[Dataset items]
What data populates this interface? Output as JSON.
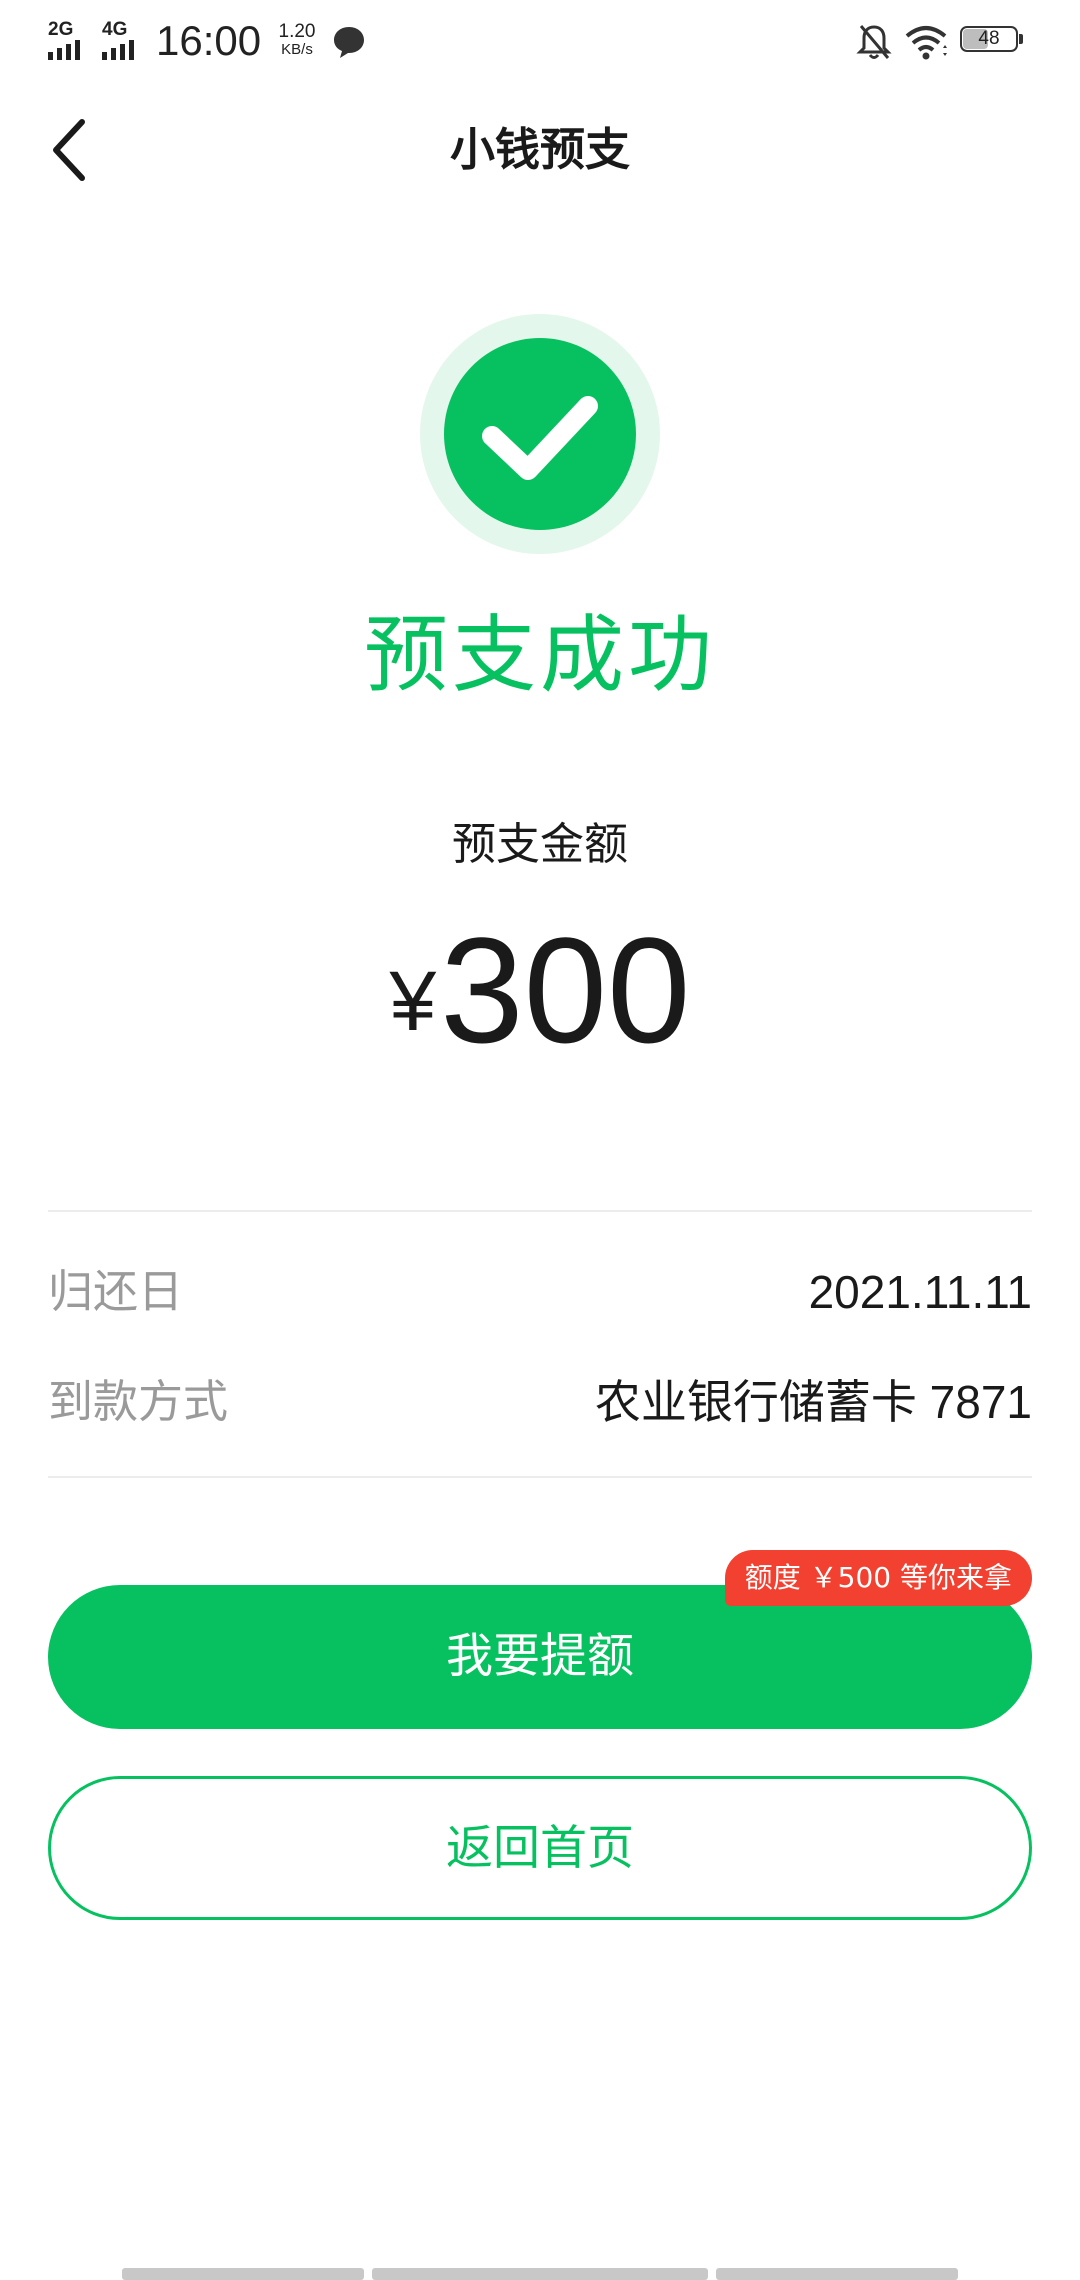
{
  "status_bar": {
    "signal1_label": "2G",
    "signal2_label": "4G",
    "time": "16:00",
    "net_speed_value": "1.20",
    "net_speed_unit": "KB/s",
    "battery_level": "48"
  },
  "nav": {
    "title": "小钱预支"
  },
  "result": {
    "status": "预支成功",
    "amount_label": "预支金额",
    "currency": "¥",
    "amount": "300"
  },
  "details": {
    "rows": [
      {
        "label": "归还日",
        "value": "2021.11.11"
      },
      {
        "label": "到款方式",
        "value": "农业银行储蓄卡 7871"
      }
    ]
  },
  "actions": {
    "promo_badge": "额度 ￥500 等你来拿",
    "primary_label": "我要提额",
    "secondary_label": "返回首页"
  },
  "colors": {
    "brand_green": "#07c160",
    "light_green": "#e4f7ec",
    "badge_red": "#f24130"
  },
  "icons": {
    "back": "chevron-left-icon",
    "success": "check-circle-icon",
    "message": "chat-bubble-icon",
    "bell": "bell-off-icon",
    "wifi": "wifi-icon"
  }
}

## [Exercise prompt]
The records above must be transcribed exactly. Pictures are left out of the copy.

## [Response to this exercise]
What data populates this interface? Output as JSON.
{
  "status_bar": {
    "signal1_label": "2G",
    "signal2_label": "4G",
    "time": "16:00",
    "net_speed_value": "1.20",
    "net_speed_unit": "KB/s",
    "battery_level": "48"
  },
  "nav": {
    "title": "小钱预支"
  },
  "result": {
    "status": "预支成功",
    "amount_label": "预支金额",
    "currency": "¥",
    "amount": "300"
  },
  "details": {
    "rows": [
      {
        "label": "归还日",
        "value": "2021.11.11"
      },
      {
        "label": "到款方式",
        "value": "农业银行储蓄卡 7871"
      }
    ]
  },
  "actions": {
    "promo_badge": "额度 ￥500 等你来拿",
    "primary_label": "我要提额",
    "secondary_label": "返回首页"
  },
  "colors": {
    "brand_green": "#07c160",
    "light_green": "#e4f7ec",
    "badge_red": "#f24130"
  },
  "icons": {
    "back": "chevron-left-icon",
    "success": "check-circle-icon",
    "message": "chat-bubble-icon",
    "bell": "bell-off-icon",
    "wifi": "wifi-icon"
  }
}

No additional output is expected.